- Challenge: Write out all of the data without omission, exactly as shown.

- Entries shown:
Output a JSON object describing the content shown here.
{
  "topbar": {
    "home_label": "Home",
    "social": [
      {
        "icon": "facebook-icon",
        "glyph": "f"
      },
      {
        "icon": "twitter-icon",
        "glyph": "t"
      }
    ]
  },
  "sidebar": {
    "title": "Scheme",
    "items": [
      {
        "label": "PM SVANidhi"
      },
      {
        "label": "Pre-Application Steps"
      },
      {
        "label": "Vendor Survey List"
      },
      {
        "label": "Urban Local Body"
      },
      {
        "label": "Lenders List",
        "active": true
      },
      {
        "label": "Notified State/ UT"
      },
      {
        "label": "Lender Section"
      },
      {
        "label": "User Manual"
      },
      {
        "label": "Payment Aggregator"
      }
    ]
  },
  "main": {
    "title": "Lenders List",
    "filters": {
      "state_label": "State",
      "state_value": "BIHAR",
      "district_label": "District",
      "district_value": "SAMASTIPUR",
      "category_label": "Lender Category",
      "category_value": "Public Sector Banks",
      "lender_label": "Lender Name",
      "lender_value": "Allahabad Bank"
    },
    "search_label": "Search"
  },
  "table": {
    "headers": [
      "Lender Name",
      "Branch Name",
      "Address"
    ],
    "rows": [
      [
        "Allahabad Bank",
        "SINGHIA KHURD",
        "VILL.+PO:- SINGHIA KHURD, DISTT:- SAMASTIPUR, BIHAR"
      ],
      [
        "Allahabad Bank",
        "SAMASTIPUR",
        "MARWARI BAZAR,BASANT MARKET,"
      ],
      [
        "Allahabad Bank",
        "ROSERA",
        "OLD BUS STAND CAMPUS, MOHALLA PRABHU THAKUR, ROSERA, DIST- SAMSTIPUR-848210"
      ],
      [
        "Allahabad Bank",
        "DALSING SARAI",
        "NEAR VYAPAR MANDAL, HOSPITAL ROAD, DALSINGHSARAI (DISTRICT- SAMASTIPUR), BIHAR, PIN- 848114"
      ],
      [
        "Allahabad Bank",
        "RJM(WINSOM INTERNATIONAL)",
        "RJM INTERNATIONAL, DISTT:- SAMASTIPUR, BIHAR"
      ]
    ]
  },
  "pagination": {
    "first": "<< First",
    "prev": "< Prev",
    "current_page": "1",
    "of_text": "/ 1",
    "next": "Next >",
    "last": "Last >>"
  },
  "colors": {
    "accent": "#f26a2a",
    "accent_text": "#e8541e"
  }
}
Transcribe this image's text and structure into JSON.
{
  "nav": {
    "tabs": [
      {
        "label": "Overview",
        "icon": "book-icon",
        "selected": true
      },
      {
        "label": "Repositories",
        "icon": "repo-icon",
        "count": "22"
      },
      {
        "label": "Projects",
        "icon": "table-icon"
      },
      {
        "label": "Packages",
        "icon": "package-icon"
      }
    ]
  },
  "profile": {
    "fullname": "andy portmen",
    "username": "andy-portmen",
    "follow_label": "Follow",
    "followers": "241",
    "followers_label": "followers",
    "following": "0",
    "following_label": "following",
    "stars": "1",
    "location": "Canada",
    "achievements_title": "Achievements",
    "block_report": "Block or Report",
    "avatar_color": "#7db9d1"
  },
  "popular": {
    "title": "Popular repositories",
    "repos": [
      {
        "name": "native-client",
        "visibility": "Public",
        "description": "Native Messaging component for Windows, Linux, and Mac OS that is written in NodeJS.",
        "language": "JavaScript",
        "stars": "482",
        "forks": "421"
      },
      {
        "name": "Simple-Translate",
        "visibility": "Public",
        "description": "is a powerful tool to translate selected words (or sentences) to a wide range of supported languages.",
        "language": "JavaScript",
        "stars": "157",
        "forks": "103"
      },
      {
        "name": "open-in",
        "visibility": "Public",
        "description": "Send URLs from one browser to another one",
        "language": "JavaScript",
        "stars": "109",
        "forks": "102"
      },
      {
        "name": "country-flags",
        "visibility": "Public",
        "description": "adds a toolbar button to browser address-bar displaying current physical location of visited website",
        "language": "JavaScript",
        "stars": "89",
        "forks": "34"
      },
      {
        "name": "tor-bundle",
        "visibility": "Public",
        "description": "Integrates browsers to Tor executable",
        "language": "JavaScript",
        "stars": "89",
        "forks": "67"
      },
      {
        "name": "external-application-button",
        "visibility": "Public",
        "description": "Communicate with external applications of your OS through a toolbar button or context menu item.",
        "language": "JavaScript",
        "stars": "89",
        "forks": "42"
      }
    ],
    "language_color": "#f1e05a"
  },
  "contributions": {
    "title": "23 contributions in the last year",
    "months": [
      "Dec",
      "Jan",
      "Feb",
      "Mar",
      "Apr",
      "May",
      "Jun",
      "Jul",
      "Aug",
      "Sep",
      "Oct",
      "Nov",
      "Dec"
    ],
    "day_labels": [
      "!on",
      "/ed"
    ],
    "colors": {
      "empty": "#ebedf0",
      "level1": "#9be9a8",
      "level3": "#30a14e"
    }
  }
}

- Written solution:
Output a JSON object describing the content shown here.
{
  "topbar": {
    "home_label": "Home",
    "social": [
      {
        "icon": "facebook-icon",
        "glyph": "f"
      },
      {
        "icon": "twitter-icon",
        "glyph": "t"
      }
    ]
  },
  "sidebar": {
    "title": "Scheme",
    "items": [
      {
        "label": "PM SVANidhi"
      },
      {
        "label": "Pre-Application Steps"
      },
      {
        "label": "Vendor Survey List"
      },
      {
        "label": "Urban Local Body"
      },
      {
        "label": "Lenders List",
        "active": true
      },
      {
        "label": "Notified State/ UT"
      },
      {
        "label": "Lender Section"
      },
      {
        "label": "User Manual"
      },
      {
        "label": "Payment Aggregator"
      }
    ]
  },
  "main": {
    "title": "Lenders List",
    "filters": {
      "state_label": "State",
      "state_value": "BIHAR",
      "district_label": "District",
      "district_value": "SAMASTIPUR",
      "category_label": "Lender Category",
      "category_value": "Public Sector Banks",
      "lender_label": "Lender Name",
      "lender_value": "Allahabad Bank"
    },
    "search_label": "Search"
  },
  "table": {
    "headers": [
      "Lender Name",
      "Branch Name",
      "Address"
    ],
    "rows": [
      [
        "Allahabad Bank",
        "SINGHIA KHURD",
        "VILL.+PO:- SINGHIA KHURD, DISTT:- SAMASTIPUR, BIHAR"
      ],
      [
        "Allahabad Bank",
        "SAMASTIPUR",
        "MARWARI BAZAR,BASANT MARKET,"
      ],
      [
        "Allahabad Bank",
        "ROSERA",
        "OLD BUS STAND CAMPUS, MOHALLA PRABHU THAKUR, ROSERA, DIST- SAMSTIPUR-848210"
      ],
      [
        "Allahabad Bank",
        "DALSING SARAI",
        "NEAR VYAPAR MANDAL, HOSPITAL ROAD, DALSINGHSARAI (DISTRICT- SAMASTIPUR), BIHAR, PIN- 848114"
      ],
      [
        "Allahabad Bank",
        "RJM(WINSOM INTERNATIONAL)",
        "RJM INTERNATIONAL, DISTT:- SAMASTIPUR, BIHAR"
      ]
    ]
  },
  "pagination": {
    "first": "<< First",
    "prev": "< Prev",
    "current_page": "1",
    "of_text": "/ 1",
    "next": "Next >",
    "last": "Last >>"
  },
  "colors": {
    "accent": "#f26a2a",
    "accent_text": "#e8541e"
  }
}
Transcribe this image's text and structure into JSON.
{
  "nav": {
    "tabs": [
      {
        "label": "Overview",
        "icon": "book-icon",
        "selected": true
      },
      {
        "label": "Repositories",
        "icon": "repo-icon",
        "count": "22"
      },
      {
        "label": "Projects",
        "icon": "table-icon"
      },
      {
        "label": "Packages",
        "icon": "package-icon"
      }
    ]
  },
  "profile": {
    "fullname": "andy portmen",
    "username": "andy-portmen",
    "follow_label": "Follow",
    "followers": "241",
    "followers_label": "followers",
    "following": "0",
    "following_label": "following",
    "stars": "1",
    "location": "Canada",
    "achievements_title": "Achievements",
    "block_report": "Block or Report",
    "avatar_color": "#7db9d1"
  },
  "popular": {
    "title": "Popular repositories",
    "repos": [
      {
        "name": "native-client",
        "visibility": "Public",
        "description": "Native Messaging component for Windows, Linux, and Mac OS that is written in NodeJS.",
        "language": "JavaScript",
        "stars": "482",
        "forks": "421"
      },
      {
        "name": "Simple-Translate",
        "visibility": "Public",
        "description": "is a powerful tool to translate selected words (or sentences) to a wide range of supported languages.",
        "language": "JavaScript",
        "stars": "157",
        "forks": "103"
      },
      {
        "name": "open-in",
        "visibility": "Public",
        "description": "Send URLs from one browser to another one",
        "language": "JavaScript",
        "stars": "109",
        "forks": "102"
      },
      {
        "name": "country-flags",
        "visibility": "Public",
        "description": "adds a toolbar button to browser address-bar displaying current physical location of visited website",
        "language": "JavaScript",
        "stars": "89",
        "forks": "34"
      },
      {
        "name": "tor-bundle",
        "visibility": "Public",
        "description": "Integrates browsers to Tor executable",
        "language": "JavaScript",
        "stars": "89",
        "forks": "67"
      },
      {
        "name": "external-application-button",
        "visibility": "Public",
        "description": "Communicate with external applications of your OS through a toolbar button or context menu item.",
        "language": "JavaScript",
        "stars": "89",
        "forks": "42"
      }
    ],
    "language_color": "#f1e05a"
  },
  "contributions": {
    "title": "23 contributions in the last year",
    "months": [
      "Dec",
      "Jan",
      "Feb",
      "Mar",
      "Apr",
      "May",
      "Jun",
      "Jul",
      "Aug",
      "Sep",
      "Oct",
      "Nov",
      "Dec"
    ],
    "day_labels": [
      "!on",
      "/ed"
    ],
    "colors": {
      "empty": "#ebedf0",
      "level1": "#9be9a8",
      "level3": "#30a14e"
    }
  }
}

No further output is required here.